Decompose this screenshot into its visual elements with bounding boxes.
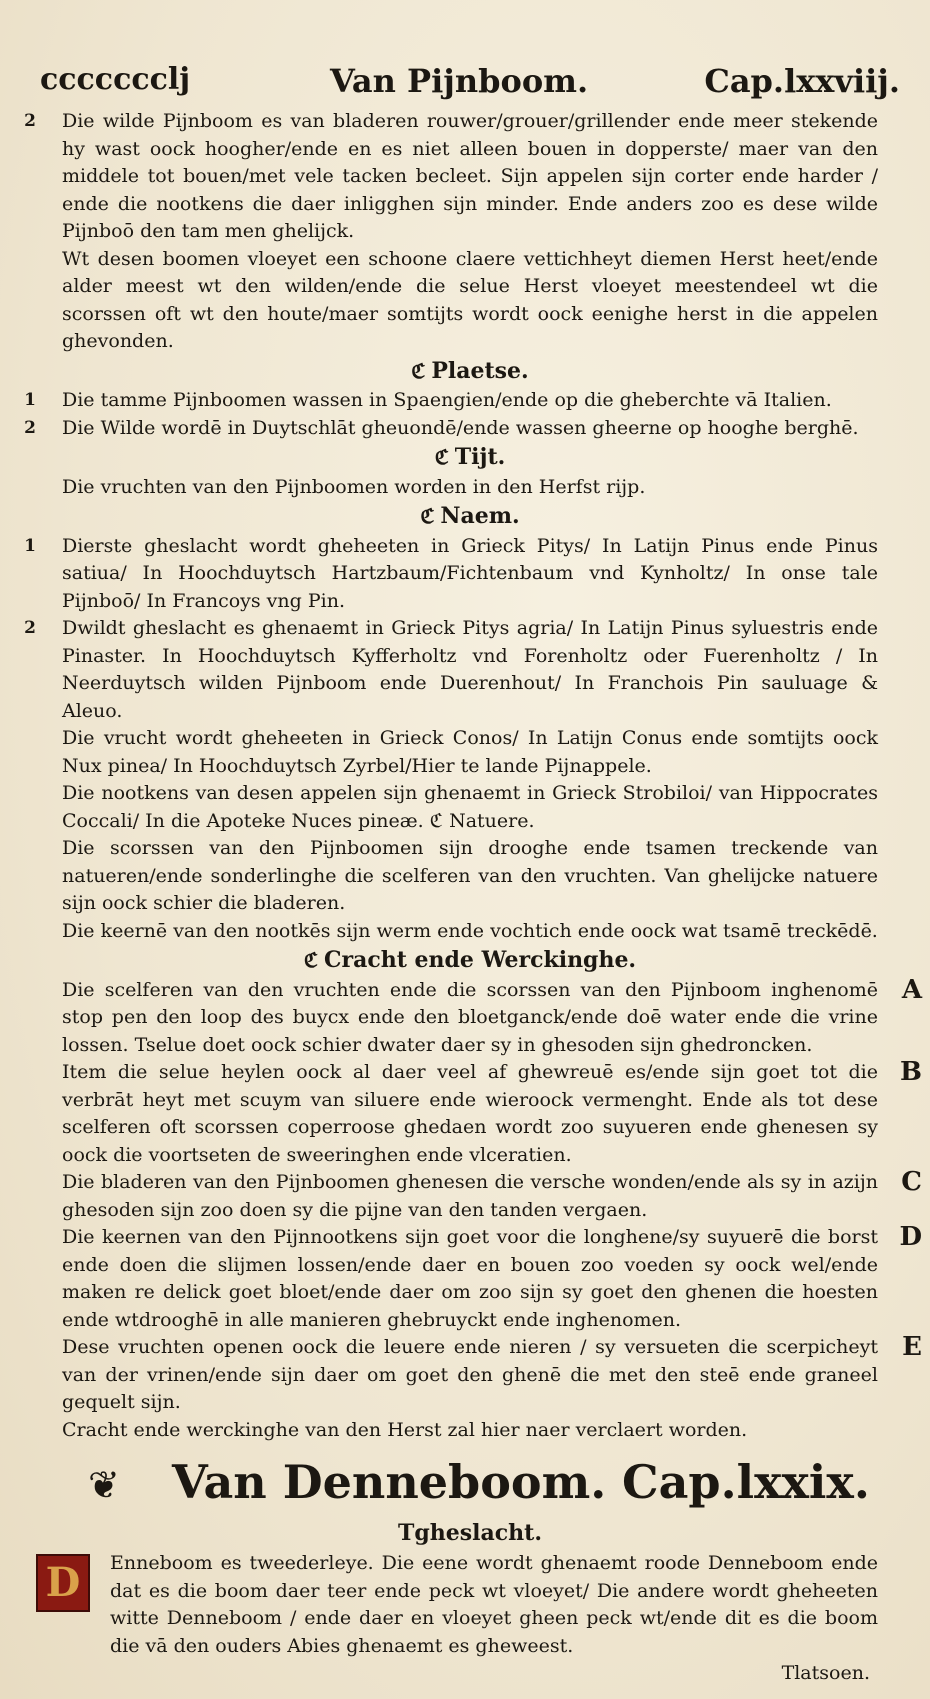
- margin-letter: D: [899, 1222, 922, 1252]
- pilcrow-icon: ℭ: [411, 358, 426, 383]
- margin-number: 2: [24, 417, 36, 438]
- paragraph-text: Die wilde Pijnboom es van bladeren rouwer/grouer/grillender ende meer stekende hy wast oock hoogher/ende en es niet alleen bouen in dopperste/ maer van den middele tot bouen/met vele tacken becleet. Sijn appelen sijn corter ende harder / ende die nootkens die daer inligghen sijn minder. Ende anders zoo es dese wilde Pijnboō den tam men ghelijck.: [62, 110, 878, 242]
- margin-number: 1: [24, 535, 36, 556]
- section-heading-text: Cracht ende Werckinghe.: [323, 947, 637, 973]
- paragraph: [62, 918, 878, 946]
- paragraph: [62, 1222, 922, 1334]
- page-body: [24, 108, 922, 1688]
- fleuron-icon: ❦: [88, 1463, 120, 1507]
- margin-letter: C: [901, 1167, 922, 1197]
- pilcrow-icon: ℭ: [303, 948, 318, 972]
- pilcrow-icon: ℭ: [434, 445, 449, 469]
- section-heading-text: Plaetse.: [431, 357, 529, 384]
- paragraph: [24, 387, 878, 415]
- section-heading: [62, 444, 878, 472]
- pilcrow-icon: ℭ: [420, 504, 435, 528]
- paragraph-text: Enneboom es tweederleye. Die eene wordt ghenaemt roode Denneboom ende dat es die boom daer teer ende peck wt vloeyet/ Die andere wordt gheheeten witte Denneboom / ende daer en vloeyet gheen peck wt/ende dit es die boom die vā den ouders Abies ghenaemt es gheweest.: [110, 1552, 878, 1657]
- chapter-label: Cap.lxxix.: [622, 1455, 870, 1509]
- paragraph: [62, 1167, 922, 1224]
- section-heading-text: Tijt.: [454, 444, 506, 470]
- margin-letter: B: [900, 1057, 922, 1087]
- paragraph: [24, 615, 878, 725]
- paragraph: [62, 1057, 922, 1169]
- paragraph: [62, 974, 922, 1060]
- paragraph-text: Die vruchten van den Pijnboomen worden in den Herfst rijp.: [62, 475, 646, 498]
- section-heading: [62, 503, 878, 531]
- paragraph-text: Die keernē van den nootkēs sijn werm ende vochtich ende oock wat tsamē treckēdē.: [62, 919, 878, 942]
- chapter-title: Van Denneboom.: [172, 1455, 607, 1509]
- folio-number: ccccccclj: [40, 62, 191, 97]
- paragraph: [62, 780, 878, 835]
- chapter-number: Cap.lxxviij.: [704, 62, 900, 100]
- margin-number: 2: [24, 111, 36, 131]
- paragraph-text: Die vrucht wordt gheheeten in Grieck Conos/ In Latijn Conus ende somtijts oock Nux pinea/ In Hoochduytsch Zyrbel/Hier te lande Pijnappele.: [62, 727, 878, 777]
- paragraph-text: Die scelferen van den vruchten ende die scorssen van den Pijnboom inghenomē stop pen den loop des buycx ende den bloetganck/ende doē water ende die vrine lossen. Tselue doet oock schier dwater daer sy in ghesoden sijn ghedroncken.: [62, 978, 878, 1056]
- page-header: [40, 62, 900, 106]
- paragraph: [62, 474, 878, 502]
- paragraph-text: Dese vruchten openen oock die leuere ende nieren / sy versueten die scerpicheyt van der vrinen/ende sijn daer om goet den ghenē die met den steē ende graneel gequelt sijn.: [62, 1336, 878, 1413]
- paragraph-text: Die scorssen van den Pijnboomen sijn drooghe ende tsamen treckende van natueren/ende sonderlinghe die scelferen van den vruchten. Van ghelijcke natuere sijn oock schier die bladeren.: [62, 837, 878, 914]
- margin-letter: E: [902, 1332, 922, 1362]
- paragraph: [62, 1417, 878, 1445]
- catchword: Tlatsoen.: [781, 1662, 870, 1684]
- paragraph: [24, 415, 878, 443]
- section-heading: [62, 947, 878, 975]
- paragraph: [24, 108, 878, 246]
- paragraph: [62, 246, 878, 356]
- paragraph: [62, 725, 878, 780]
- paragraph-text: Die tamme Pijnboomen wassen in Spaengien/ende op die gheberchte vā Italien.: [62, 389, 832, 411]
- paragraph: [24, 533, 878, 616]
- paragraph-text: Die nootkens van desen appelen sijn ghenaemt in Grieck Strobiloi/ van Hippocrates Coccali/ In die Apoteke Nuces pineæ. ℭ Natuere.: [62, 782, 878, 832]
- paragraph-text: Dierste gheslacht wordt gheheeten in Grieck Pitys/ In Latijn Pinus ende Pinus satiua/ In Hoochduytsch Hartzbaum/Fichtenbaum vnd Kynholtz/ In onse tale Pijnboō/ In Francoys vng Pin.: [62, 534, 878, 612]
- section-heading: [62, 358, 878, 386]
- chapter-opening-paragraph: [45, 1550, 878, 1660]
- paragraph-text: Cracht ende werckinghe van den Herst zal hier naer verclaert worden.: [62, 1418, 748, 1441]
- paragraph: [62, 835, 878, 918]
- margin-number: 1: [24, 390, 36, 410]
- paragraph-text: Die keernen van den Pijnnootkens sijn goet voor die longhene/sy suyuerē die borst ende doen die slijmen lossen/ende daer en bouen zoo voeden sy oock wel/ende maken re delick goet bloet/ende daer om zoo sijn sy goet den ghenen die hoesten ende wtdrooghē in alle manieren ghebruyckt ende inghenomen.: [62, 1226, 878, 1331]
- paragraph-text: Wt desen boomen vloeyet een schoone claere vettichheyt diemen Herst heet/ende alder meest wt den wilden/ende die selue Herst vloeyet meestendeel wt die scorssen oft wt den houte/maer somtijts wordt oock eenighe herst in die appelen ghevonden.: [62, 247, 878, 352]
- paragraph: [62, 1332, 922, 1417]
- paragraph-text: Dwildt gheslacht es ghenaemt in Grieck Pitys agria/ In Latijn Pinus syluestris ende Pinaster. In Hoochduytsch Kyfferholtz vnd Forenholtz oder Fuerenholtz / In Neerduytsch wilden Pijnboom ende Duerenhout/ In Franchois Pin sauluage & Aleuo.: [62, 617, 878, 722]
- margin-letter: A: [901, 974, 922, 1005]
- paragraph-text: Die bladeren van den Pijnboomen ghenesen die versche wonden/ende als sy in azijn ghesoden sijn zoo doen sy die pijne van den tanden vergaen.: [62, 1171, 878, 1221]
- chapter-heading: [62, 1452, 878, 1516]
- paragraph-text: Die Wilde wordē in Duytschlāt gheuondē/ende wassen gheerne op hooghe berghē.: [62, 416, 859, 439]
- running-title: Van Pijnboom.: [330, 62, 589, 100]
- margin-number: 2: [24, 618, 36, 638]
- section-heading-text: Naem.: [440, 503, 520, 529]
- decorated-initial: D: [36, 1554, 90, 1612]
- paragraph-text: Item die selue heylen oock al daer veel af ghewreuē es/ende sijn goet tot die verbrāt heyt met scuym van siluere ende wieroock vermenght. Ende als tot dese scelferen oft scorssen coperroose ghedaen wordt zoo suyueren ende ghenesen sy oock die voortseten de sweeringhen ende vlceratien.: [62, 1061, 878, 1166]
- sub-heading: Tgheslacht.: [398, 1520, 542, 1546]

==================================================

### Written request
Can you give the rows between the lines holding "- margin-letter: D: [899, 1222, 922, 1252]" and "- pilcrow-icon: ℭ: [420, 504, 435, 528]", inclusive, again, swapping "pilcrow-icon" for "paragraph-mark" and leaving everything else unchanged?

### The completed task
- margin-letter: D: [899, 1222, 922, 1252]
- paragraph-mark: ℭ: [411, 358, 426, 383]
- margin-number: 2: [24, 417, 36, 438]
- paragraph-text: Die wilde Pijnboom es van bladeren rouwer/grouer/grillender ende meer stekende hy wast oock hoogher/ende en es niet alleen bouen in dopperste/ maer van den middele tot bouen/met vele tacken becleet. Sijn appelen sijn corter ende harder / ende die nootkens die daer inligghen sijn minder. Ende anders zoo es dese wilde Pijnboō den tam men ghelijck.: [62, 110, 878, 242]
- margin-number: 1: [24, 535, 36, 556]
- section-heading-text: Cracht ende Werckinghe.: [323, 947, 637, 973]
- paragraph: [62, 918, 878, 946]
- paragraph: [62, 1222, 922, 1334]
- page-body: [24, 108, 922, 1688]
- fleuron-icon: ❦: [88, 1463, 120, 1507]
- margin-letter: C: [901, 1167, 922, 1197]
- paragraph-mark: ℭ: [303, 948, 318, 972]
- paragraph-mark: ℭ: [434, 445, 449, 469]
- section-heading-text: Plaetse.: [431, 357, 529, 384]
- paragraph: [24, 387, 878, 415]
- section-heading: [62, 444, 878, 472]
- paragraph-mark: ℭ: [420, 504, 435, 528]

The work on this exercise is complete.